Using the listing below, extract each line that has the word "ylabel" in it.

────────────────────

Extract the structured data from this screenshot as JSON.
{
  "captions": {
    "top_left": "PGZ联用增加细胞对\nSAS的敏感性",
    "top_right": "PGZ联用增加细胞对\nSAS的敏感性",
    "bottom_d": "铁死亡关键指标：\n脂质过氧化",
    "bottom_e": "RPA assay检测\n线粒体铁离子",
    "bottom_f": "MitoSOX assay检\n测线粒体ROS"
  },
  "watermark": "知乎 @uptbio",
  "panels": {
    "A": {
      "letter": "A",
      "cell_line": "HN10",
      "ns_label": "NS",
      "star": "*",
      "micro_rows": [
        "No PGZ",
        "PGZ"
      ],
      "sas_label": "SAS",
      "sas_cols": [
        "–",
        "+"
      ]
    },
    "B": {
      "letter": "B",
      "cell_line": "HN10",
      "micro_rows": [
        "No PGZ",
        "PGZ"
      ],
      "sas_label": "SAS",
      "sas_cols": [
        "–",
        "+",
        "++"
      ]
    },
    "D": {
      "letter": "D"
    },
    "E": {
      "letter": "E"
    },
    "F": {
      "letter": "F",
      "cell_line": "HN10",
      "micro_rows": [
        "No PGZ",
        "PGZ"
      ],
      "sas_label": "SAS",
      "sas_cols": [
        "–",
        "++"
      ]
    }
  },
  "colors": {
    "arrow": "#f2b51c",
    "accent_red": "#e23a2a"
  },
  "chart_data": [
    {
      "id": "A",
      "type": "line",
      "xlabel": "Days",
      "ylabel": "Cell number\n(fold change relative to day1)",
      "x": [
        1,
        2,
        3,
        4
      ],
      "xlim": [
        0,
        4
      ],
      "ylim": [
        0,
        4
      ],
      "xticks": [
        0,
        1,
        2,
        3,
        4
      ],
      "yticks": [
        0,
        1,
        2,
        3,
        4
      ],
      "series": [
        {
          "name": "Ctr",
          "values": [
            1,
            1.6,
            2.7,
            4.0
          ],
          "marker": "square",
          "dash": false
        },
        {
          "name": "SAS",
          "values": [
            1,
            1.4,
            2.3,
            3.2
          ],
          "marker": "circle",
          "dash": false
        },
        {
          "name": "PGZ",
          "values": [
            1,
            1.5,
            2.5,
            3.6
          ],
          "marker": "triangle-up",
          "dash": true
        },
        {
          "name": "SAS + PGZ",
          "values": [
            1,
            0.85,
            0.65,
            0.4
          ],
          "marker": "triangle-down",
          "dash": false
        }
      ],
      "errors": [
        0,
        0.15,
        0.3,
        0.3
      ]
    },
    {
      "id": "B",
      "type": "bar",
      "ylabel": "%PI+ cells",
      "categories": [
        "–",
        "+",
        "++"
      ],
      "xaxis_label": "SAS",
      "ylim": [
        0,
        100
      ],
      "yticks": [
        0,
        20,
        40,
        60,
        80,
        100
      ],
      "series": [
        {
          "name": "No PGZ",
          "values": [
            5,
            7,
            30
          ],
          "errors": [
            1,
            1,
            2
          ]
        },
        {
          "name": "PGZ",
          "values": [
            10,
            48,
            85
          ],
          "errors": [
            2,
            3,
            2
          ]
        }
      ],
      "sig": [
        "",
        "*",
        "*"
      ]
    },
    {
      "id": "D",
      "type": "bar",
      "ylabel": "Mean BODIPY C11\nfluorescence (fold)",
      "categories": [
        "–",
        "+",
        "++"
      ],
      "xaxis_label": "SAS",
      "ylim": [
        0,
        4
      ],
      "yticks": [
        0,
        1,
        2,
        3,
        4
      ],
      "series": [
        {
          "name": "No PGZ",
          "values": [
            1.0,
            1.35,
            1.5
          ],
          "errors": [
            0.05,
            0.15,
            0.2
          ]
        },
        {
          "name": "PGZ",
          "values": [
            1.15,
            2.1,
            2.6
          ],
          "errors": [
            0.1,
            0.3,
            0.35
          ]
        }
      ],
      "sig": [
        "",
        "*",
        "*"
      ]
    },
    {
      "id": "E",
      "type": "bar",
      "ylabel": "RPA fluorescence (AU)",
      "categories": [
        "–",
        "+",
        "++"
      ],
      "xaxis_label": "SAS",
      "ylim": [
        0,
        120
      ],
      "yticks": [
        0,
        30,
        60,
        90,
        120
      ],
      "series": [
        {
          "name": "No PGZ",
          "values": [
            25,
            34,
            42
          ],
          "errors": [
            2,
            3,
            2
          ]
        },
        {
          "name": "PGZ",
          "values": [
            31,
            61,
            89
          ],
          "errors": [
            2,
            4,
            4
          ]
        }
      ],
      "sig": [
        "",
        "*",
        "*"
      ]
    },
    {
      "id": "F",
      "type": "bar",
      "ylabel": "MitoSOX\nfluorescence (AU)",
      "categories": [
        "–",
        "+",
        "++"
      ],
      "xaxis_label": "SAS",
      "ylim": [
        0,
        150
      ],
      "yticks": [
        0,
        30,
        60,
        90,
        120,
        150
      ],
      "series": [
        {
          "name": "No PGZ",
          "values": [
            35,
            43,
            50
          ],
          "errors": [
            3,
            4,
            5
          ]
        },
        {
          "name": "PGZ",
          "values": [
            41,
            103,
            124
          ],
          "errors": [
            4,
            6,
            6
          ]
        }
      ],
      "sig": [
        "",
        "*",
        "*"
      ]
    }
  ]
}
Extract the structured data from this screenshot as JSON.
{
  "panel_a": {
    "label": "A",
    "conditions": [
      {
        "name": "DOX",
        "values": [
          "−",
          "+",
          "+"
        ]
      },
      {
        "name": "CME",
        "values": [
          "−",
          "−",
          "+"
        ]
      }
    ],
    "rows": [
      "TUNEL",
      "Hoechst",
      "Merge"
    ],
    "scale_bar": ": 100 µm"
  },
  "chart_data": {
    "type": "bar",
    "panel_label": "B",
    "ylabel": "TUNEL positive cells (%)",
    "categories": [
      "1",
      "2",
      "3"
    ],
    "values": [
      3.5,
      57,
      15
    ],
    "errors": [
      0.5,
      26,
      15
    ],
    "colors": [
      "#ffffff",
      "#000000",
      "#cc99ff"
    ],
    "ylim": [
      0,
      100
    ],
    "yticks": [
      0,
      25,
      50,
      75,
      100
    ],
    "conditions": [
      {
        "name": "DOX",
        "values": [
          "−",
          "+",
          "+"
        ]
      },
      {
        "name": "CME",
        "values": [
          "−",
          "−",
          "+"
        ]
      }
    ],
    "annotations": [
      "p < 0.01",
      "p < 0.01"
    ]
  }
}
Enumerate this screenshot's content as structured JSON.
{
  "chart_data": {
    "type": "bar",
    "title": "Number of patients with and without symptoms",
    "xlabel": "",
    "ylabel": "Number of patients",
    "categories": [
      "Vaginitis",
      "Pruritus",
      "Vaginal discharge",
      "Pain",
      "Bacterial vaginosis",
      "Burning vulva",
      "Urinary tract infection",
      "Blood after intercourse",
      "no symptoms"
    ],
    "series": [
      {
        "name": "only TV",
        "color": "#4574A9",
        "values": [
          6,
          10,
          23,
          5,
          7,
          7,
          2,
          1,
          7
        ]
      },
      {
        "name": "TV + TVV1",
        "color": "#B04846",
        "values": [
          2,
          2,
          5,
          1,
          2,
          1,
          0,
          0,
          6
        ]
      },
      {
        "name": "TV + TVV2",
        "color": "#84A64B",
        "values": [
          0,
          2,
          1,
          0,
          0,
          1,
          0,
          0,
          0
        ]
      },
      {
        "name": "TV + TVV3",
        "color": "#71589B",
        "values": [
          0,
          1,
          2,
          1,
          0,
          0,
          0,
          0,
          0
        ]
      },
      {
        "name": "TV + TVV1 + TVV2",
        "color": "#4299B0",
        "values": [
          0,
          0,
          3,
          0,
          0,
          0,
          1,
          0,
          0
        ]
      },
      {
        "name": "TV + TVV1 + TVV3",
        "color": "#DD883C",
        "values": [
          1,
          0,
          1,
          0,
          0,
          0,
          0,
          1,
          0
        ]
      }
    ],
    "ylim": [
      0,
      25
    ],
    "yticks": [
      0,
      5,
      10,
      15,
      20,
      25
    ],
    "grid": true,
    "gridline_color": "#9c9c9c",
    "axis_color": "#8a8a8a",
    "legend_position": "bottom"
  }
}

────────────────────

### [SOLVED PROBLEM]
      "ylabel": "Cell number\n(fold change relative to day1)",
      "ylabel": "%PI+ cells",
      "ylabel": "Mean BODIPY C11\nfluorescence (fold)",
      "ylabel": "RPA fluorescence (AU)",
      "ylabel": "MitoSOX\nfluorescence (AU)",
    "ylabel": "TUNEL positive cells (%)",
    "ylabel": "Number of patients",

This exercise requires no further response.